### Task material

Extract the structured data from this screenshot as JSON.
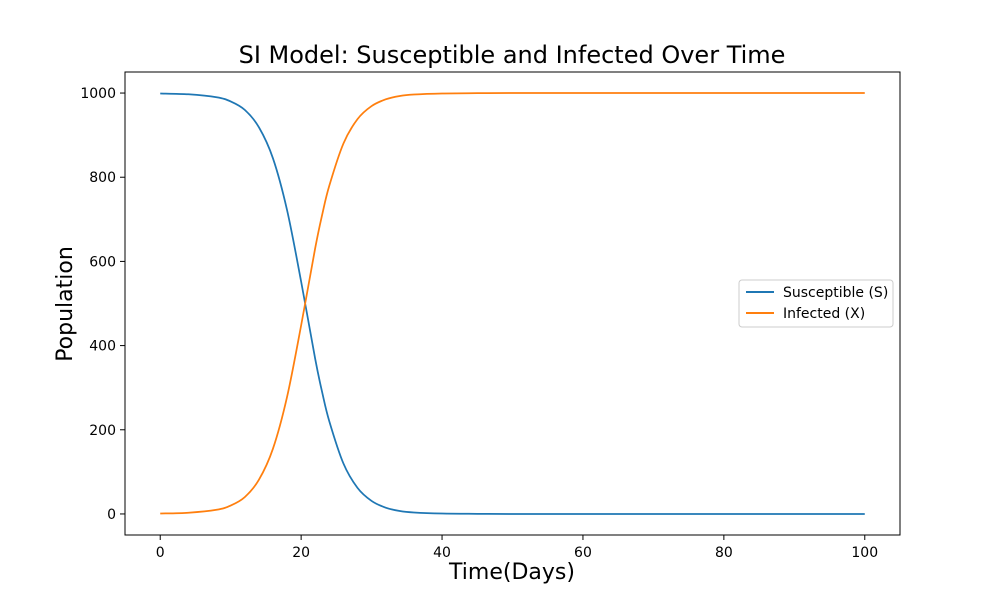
{
  "chart_data": {
    "type": "line",
    "title": "SI Model: Susceptible and Infected Over Time",
    "xlabel": "Time(Days)",
    "ylabel": "Population",
    "xlim": [
      -5,
      105
    ],
    "ylim": [
      -50,
      1050
    ],
    "x_ticks": [
      0,
      20,
      40,
      60,
      80,
      100
    ],
    "y_ticks": [
      0,
      200,
      400,
      600,
      800,
      1000
    ],
    "x_tick_labels": [
      "0",
      "20",
      "40",
      "60",
      "80",
      "100"
    ],
    "y_tick_labels": [
      "0",
      "200",
      "400",
      "600",
      "800",
      "1000"
    ],
    "grid": false,
    "legend_position": "center-right",
    "series": [
      {
        "name": "Susceptible (S)",
        "color": "#1f77b4",
        "x": [
          0,
          4,
          8,
          10,
          12,
          14,
          16,
          18,
          20,
          22,
          23,
          24,
          26,
          28,
          30,
          32,
          34,
          36,
          40,
          45,
          50,
          60,
          70,
          80,
          90,
          100
        ],
        "y": [
          999,
          997,
          990,
          980,
          960,
          919,
          845,
          722,
          552,
          368,
          288,
          220,
          120,
          62,
          31,
          15,
          7,
          3.5,
          1,
          0.3,
          0,
          0,
          0,
          0,
          0,
          0
        ]
      },
      {
        "name": "Infected (X)",
        "color": "#ff7f0e",
        "x": [
          0,
          4,
          8,
          10,
          12,
          14,
          16,
          18,
          20,
          22,
          23,
          24,
          26,
          28,
          30,
          32,
          34,
          36,
          40,
          45,
          50,
          60,
          70,
          80,
          90,
          100
        ],
        "y": [
          1,
          3,
          10,
          20,
          40,
          81,
          155,
          278,
          448,
          632,
          712,
          780,
          880,
          938,
          969,
          985,
          993,
          996.5,
          999,
          999.7,
          1000,
          1000,
          1000,
          1000,
          1000,
          1000
        ]
      }
    ]
  }
}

######

### Goal
Return the entries unchanged, save for the pictures, which do not belong in the copy.

### Exercise solution
Extract the structured data from this screenshot as JSON.
{
  "chart_data": {
    "type": "line",
    "title": "SI Model: Susceptible and Infected Over Time",
    "xlabel": "Time(Days)",
    "ylabel": "Population",
    "xlim": [
      -5,
      105
    ],
    "ylim": [
      -50,
      1050
    ],
    "x_ticks": [
      0,
      20,
      40,
      60,
      80,
      100
    ],
    "y_ticks": [
      0,
      200,
      400,
      600,
      800,
      1000
    ],
    "x_tick_labels": [
      "0",
      "20",
      "40",
      "60",
      "80",
      "100"
    ],
    "y_tick_labels": [
      "0",
      "200",
      "400",
      "600",
      "800",
      "1000"
    ],
    "grid": false,
    "legend_position": "center-right",
    "series": [
      {
        "name": "Susceptible (S)",
        "color": "#1f77b4",
        "x": [
          0,
          4,
          8,
          10,
          12,
          14,
          16,
          18,
          20,
          22,
          23,
          24,
          26,
          28,
          30,
          32,
          34,
          36,
          40,
          45,
          50,
          60,
          70,
          80,
          90,
          100
        ],
        "y": [
          999,
          997,
          990,
          980,
          960,
          919,
          845,
          722,
          552,
          368,
          288,
          220,
          120,
          62,
          31,
          15,
          7,
          3.5,
          1,
          0.3,
          0,
          0,
          0,
          0,
          0,
          0
        ]
      },
      {
        "name": "Infected (X)",
        "color": "#ff7f0e",
        "x": [
          0,
          4,
          8,
          10,
          12,
          14,
          16,
          18,
          20,
          22,
          23,
          24,
          26,
          28,
          30,
          32,
          34,
          36,
          40,
          45,
          50,
          60,
          70,
          80,
          90,
          100
        ],
        "y": [
          1,
          3,
          10,
          20,
          40,
          81,
          155,
          278,
          448,
          632,
          712,
          780,
          880,
          938,
          969,
          985,
          993,
          996.5,
          999,
          999.7,
          1000,
          1000,
          1000,
          1000,
          1000,
          1000
        ]
      }
    ]
  }
}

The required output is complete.